**Problem description:**
Copy every line of the data that includes the string "безмоментных".

(Collected data)
• • • • • • •

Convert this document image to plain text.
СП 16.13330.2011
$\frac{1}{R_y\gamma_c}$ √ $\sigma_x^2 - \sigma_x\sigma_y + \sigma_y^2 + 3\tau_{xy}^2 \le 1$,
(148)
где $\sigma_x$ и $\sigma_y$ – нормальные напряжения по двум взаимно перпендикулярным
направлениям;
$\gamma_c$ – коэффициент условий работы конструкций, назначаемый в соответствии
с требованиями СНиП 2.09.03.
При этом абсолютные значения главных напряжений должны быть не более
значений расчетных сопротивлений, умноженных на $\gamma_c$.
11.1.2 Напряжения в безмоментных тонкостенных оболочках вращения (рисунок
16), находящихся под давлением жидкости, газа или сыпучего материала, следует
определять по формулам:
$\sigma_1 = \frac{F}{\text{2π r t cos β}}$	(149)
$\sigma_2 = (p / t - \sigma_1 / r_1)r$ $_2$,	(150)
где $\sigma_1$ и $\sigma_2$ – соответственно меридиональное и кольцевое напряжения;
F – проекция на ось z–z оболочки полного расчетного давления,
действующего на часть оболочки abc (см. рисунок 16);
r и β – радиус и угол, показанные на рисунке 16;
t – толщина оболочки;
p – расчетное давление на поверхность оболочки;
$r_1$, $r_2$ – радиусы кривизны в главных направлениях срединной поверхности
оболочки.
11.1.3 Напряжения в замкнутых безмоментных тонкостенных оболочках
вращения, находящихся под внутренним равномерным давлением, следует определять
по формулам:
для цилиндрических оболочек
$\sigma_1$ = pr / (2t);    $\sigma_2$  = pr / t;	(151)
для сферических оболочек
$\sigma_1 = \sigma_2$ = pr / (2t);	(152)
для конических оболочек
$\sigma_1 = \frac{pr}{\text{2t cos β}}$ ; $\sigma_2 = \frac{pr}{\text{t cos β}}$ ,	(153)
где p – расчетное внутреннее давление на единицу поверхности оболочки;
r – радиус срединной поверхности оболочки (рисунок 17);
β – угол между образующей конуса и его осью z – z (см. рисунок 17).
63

• • • • • • •

**In response:**
11.1.2 Напряжения в безмоментных тонкостенных оболочках вращения (рисунок
11.1.3 Напряжения в замкнутых безмоментных тонкостенных оболочках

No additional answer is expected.